• **Goal of the exercise**
Reproduce all entries verbatim, with nothing added or dropped.

Raw records:
......
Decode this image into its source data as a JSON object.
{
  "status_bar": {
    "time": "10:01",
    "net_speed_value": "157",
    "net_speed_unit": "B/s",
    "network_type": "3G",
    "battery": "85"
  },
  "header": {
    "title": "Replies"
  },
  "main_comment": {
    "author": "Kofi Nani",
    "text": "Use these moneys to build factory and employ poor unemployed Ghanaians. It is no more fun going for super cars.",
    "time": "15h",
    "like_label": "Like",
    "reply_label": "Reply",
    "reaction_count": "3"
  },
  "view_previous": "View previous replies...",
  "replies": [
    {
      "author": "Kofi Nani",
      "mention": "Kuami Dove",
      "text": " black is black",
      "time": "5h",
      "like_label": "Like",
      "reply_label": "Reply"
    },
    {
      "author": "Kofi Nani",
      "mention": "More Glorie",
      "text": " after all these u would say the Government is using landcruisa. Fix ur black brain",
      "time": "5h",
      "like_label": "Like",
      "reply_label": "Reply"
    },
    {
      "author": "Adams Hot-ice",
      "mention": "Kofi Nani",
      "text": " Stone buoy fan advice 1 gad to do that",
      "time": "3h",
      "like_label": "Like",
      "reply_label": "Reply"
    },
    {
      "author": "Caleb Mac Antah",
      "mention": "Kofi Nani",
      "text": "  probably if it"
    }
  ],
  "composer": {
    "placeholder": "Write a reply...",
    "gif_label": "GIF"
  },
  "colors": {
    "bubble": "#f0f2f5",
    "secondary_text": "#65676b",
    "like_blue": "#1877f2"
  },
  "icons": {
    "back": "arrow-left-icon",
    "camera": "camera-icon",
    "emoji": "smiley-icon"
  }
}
......
• **Solution to this exercise**
Decode this image into its source data as a JSON object.
{
  "status_bar": {
    "time": "10:01",
    "net_speed_value": "157",
    "net_speed_unit": "B/s",
    "network_type": "3G",
    "battery": "85"
  },
  "header": {
    "title": "Replies"
  },
  "main_comment": {
    "author": "Kofi Nani",
    "text": "Use these moneys to build factory and employ poor unemployed Ghanaians. It is no more fun going for super cars.",
    "time": "15h",
    "like_label": "Like",
    "reply_label": "Reply",
    "reaction_count": "3"
  },
  "view_previous": "View previous replies...",
  "replies": [
    {
      "author": "Kofi Nani",
      "mention": "Kuami Dove",
      "text": " black is black",
      "time": "5h",
      "like_label": "Like",
      "reply_label": "Reply"
    },
    {
      "author": "Kofi Nani",
      "mention": "More Glorie",
      "text": " after all these u would say the Government is using landcruisa. Fix ur black brain",
      "time": "5h",
      "like_label": "Like",
      "reply_label": "Reply"
    },
    {
      "author": "Adams Hot-ice",
      "mention": "Kofi Nani",
      "text": " Stone buoy fan advice 1 gad to do that",
      "time": "3h",
      "like_label": "Like",
      "reply_label": "Reply"
    },
    {
      "author": "Caleb Mac Antah",
      "mention": "Kofi Nani",
      "text": "  probably if it"
    }
  ],
  "composer": {
    "placeholder": "Write a reply...",
    "gif_label": "GIF"
  },
  "colors": {
    "bubble": "#f0f2f5",
    "secondary_text": "#65676b",
    "like_blue": "#1877f2"
  },
  "icons": {
    "back": "arrow-left-icon",
    "camera": "camera-icon",
    "emoji": "smiley-icon"
  }
}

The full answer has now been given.